**REQUIREMENTS**:
Each line containing the word "dans" must be reported.

[Dataset records]
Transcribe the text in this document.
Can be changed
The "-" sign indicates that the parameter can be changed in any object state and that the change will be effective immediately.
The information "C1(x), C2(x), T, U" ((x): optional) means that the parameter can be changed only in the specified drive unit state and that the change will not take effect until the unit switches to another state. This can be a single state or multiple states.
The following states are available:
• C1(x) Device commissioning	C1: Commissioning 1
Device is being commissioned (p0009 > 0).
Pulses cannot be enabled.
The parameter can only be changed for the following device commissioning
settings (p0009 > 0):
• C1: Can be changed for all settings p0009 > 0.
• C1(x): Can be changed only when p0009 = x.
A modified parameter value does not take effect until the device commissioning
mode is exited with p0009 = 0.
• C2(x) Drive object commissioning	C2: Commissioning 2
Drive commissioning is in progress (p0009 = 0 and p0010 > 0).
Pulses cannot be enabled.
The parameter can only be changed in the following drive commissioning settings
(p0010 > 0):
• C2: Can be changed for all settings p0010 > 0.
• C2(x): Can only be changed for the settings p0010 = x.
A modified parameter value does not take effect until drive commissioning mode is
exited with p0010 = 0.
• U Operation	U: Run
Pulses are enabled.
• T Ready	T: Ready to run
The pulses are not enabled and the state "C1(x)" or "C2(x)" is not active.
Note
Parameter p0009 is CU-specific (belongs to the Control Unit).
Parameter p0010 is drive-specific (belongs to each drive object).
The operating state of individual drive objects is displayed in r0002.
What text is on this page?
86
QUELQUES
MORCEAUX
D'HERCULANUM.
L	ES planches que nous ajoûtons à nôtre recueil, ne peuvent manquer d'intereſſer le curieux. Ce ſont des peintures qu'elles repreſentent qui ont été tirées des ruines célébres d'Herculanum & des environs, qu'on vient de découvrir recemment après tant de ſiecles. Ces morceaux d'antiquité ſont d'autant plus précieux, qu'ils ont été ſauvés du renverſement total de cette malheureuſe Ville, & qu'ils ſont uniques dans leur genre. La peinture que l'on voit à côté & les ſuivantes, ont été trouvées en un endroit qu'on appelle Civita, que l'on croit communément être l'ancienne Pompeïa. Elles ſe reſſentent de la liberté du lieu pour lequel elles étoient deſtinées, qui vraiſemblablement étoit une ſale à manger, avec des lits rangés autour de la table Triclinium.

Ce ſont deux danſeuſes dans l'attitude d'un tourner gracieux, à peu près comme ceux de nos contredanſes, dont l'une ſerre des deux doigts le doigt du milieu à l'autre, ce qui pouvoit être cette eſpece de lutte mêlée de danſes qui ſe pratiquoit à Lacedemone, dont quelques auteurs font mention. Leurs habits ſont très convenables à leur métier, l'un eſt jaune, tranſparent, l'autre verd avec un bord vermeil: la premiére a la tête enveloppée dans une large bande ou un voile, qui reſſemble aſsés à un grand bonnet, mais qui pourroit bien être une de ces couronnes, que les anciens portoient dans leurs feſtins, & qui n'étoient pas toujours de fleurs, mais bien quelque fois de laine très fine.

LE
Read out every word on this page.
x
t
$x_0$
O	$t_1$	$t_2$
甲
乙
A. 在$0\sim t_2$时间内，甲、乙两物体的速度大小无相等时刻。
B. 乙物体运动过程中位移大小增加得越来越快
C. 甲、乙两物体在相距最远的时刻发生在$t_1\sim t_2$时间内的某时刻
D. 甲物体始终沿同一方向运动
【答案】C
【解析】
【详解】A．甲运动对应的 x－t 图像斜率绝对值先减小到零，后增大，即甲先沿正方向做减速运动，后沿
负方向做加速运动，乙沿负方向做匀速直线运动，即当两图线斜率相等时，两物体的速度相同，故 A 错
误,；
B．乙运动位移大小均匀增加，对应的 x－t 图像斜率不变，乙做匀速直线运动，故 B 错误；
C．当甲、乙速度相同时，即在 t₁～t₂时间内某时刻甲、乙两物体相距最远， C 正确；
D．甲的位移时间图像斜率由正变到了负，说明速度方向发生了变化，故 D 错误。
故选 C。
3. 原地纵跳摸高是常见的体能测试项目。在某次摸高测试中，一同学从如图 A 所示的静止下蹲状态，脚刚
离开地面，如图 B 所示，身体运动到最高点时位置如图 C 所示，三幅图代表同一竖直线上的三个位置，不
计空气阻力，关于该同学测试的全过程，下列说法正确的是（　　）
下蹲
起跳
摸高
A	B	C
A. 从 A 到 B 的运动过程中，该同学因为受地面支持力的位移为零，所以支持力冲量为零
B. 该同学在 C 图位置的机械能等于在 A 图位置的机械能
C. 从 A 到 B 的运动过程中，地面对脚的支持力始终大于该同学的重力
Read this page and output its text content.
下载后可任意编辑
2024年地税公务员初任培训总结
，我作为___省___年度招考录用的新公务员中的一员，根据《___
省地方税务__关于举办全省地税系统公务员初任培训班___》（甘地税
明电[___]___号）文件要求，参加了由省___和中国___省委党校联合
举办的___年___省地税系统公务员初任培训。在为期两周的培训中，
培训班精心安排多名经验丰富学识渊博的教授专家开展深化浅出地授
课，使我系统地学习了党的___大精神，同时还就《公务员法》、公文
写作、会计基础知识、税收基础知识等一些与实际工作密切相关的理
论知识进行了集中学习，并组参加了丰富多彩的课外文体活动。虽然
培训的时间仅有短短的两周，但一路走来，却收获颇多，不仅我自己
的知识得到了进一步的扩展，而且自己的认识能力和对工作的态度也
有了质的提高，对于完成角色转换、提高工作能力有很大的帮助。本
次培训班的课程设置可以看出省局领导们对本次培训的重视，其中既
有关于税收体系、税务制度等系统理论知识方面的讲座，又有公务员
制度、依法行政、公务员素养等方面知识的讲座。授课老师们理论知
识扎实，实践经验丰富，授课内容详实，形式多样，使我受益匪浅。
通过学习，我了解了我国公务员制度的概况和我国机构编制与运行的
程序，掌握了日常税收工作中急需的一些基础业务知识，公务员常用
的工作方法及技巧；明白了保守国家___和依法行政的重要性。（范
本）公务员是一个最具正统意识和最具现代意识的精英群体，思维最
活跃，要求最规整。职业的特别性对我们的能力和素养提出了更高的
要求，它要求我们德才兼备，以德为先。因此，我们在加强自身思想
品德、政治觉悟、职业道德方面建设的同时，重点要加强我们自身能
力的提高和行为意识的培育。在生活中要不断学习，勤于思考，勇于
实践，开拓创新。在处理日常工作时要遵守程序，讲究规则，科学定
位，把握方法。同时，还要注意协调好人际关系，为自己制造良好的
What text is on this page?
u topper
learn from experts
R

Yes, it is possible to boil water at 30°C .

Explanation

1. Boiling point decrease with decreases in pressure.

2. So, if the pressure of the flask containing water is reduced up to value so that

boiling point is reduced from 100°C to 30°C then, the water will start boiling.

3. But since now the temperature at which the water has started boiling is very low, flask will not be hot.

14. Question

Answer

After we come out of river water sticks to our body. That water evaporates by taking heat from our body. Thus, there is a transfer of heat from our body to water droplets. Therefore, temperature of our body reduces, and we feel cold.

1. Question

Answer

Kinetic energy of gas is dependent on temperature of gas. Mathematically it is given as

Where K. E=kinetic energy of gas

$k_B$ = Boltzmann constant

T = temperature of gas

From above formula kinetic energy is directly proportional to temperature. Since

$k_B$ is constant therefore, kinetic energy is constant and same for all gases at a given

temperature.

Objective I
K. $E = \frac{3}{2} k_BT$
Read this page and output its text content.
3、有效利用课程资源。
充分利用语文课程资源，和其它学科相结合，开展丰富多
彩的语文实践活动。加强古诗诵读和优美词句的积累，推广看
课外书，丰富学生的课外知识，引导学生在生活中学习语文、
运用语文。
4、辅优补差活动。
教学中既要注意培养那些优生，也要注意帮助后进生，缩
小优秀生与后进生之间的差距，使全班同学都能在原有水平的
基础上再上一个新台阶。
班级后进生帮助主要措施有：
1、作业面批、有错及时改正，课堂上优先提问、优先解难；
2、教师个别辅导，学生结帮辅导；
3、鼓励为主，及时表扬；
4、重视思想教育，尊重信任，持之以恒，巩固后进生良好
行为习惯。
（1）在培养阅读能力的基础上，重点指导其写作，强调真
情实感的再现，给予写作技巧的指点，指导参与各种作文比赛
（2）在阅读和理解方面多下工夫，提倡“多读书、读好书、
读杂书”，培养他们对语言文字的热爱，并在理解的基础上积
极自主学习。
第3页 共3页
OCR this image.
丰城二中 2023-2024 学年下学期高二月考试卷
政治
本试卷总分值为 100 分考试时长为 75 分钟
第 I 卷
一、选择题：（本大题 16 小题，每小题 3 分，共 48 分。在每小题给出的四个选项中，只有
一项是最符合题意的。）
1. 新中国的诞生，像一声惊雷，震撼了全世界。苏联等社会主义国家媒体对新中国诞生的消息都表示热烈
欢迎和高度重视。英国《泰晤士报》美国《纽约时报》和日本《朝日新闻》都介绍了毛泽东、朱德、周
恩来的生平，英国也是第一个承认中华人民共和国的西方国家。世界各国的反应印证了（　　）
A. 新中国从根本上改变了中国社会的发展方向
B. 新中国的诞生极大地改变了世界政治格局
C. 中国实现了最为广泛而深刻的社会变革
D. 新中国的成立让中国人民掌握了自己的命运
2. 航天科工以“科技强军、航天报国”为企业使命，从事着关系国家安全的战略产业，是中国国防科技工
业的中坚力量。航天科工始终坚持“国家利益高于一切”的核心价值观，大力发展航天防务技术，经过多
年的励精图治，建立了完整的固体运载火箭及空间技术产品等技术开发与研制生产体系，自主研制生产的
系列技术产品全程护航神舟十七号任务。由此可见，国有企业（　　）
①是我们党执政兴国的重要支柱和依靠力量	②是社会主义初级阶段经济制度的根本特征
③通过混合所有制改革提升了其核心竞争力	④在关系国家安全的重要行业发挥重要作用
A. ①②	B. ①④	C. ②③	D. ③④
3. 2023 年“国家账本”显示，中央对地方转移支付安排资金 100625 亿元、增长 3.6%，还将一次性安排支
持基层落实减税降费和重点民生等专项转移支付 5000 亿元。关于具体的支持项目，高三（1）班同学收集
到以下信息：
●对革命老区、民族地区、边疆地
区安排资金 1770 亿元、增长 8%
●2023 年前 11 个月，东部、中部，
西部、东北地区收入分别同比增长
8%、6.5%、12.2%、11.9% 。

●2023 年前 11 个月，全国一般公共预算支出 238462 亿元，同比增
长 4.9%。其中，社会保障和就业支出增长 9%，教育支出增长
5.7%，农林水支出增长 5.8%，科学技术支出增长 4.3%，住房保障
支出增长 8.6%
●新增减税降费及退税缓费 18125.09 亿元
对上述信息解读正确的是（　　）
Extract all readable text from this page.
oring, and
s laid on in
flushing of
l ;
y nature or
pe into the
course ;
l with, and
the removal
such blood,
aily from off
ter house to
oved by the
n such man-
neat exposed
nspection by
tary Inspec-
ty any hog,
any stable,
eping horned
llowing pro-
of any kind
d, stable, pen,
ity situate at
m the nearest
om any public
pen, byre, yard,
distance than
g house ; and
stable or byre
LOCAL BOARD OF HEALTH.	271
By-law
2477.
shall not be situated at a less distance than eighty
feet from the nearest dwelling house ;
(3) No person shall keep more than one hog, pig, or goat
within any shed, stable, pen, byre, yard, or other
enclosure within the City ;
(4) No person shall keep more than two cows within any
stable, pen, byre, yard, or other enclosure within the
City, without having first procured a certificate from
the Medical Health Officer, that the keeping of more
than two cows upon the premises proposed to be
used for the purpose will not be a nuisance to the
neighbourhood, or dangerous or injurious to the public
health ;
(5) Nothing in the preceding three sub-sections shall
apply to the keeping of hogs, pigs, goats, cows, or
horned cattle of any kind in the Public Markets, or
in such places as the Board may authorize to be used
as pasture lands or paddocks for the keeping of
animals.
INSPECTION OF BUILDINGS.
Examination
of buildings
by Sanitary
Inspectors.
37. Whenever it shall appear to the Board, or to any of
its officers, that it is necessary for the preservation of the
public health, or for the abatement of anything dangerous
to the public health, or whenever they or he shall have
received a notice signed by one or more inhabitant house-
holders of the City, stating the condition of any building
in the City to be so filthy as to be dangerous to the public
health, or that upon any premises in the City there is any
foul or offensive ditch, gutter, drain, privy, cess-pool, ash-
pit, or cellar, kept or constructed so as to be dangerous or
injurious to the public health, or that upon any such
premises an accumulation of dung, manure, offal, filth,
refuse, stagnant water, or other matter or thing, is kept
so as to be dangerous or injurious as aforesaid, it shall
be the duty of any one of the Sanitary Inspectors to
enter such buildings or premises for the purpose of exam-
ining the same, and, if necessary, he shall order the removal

**TASK RESULT**:
L	ES planches que nous ajoûtons à nôtre recueil, ne peuvent manquer d'intereſſer le curieux. Ce ſont des peintures qu'elles repreſentent qui ont été tirées des ruines célébres d'Herculanum & des environs, qu'on vient de découvrir recemment après tant de ſiecles. Ces morceaux d'antiquité ſont d'autant plus précieux, qu'ils ont été ſauvés du renverſement total de cette malheureuſe Ville, & qu'ils ſont uniques dans leur genre. La peinture que l'on voit à côté & les ſuivantes, ont été trouvées en un endroit qu'on appelle Civita, que l'on croit communément être l'ancienne Pompeïa. Elles ſe reſſentent de la liberté du lieu pour lequel elles étoient deſtinées, qui vraiſemblablement étoit une ſale à manger, avec des lits rangés autour de la table Triclinium.
Ce ſont deux danſeuſes dans l'attitude d'un tourner gracieux, à peu près comme ceux de nos contredanſes, dont l'une ſerre des deux doigts le doigt du milieu à l'autre, ce qui pouvoit être cette eſpece de lutte mêlée de danſes qui ſe pratiquoit à Lacedemone, dont quelques auteurs font mention. Leurs habits ſont très convenables à leur métier, l'un eſt jaune, tranſparent, l'autre verd avec un bord vermeil: la premiére a la tête enveloppée dans une large bande ou un voile, qui reſſemble aſsés à un grand bonnet, mais qui pourroit bien être une de ces couronnes, que les anciens portoient dans leurs feſtins, & qui n'étoient pas toujours de fleurs, mais bien quelque fois de laine très fine.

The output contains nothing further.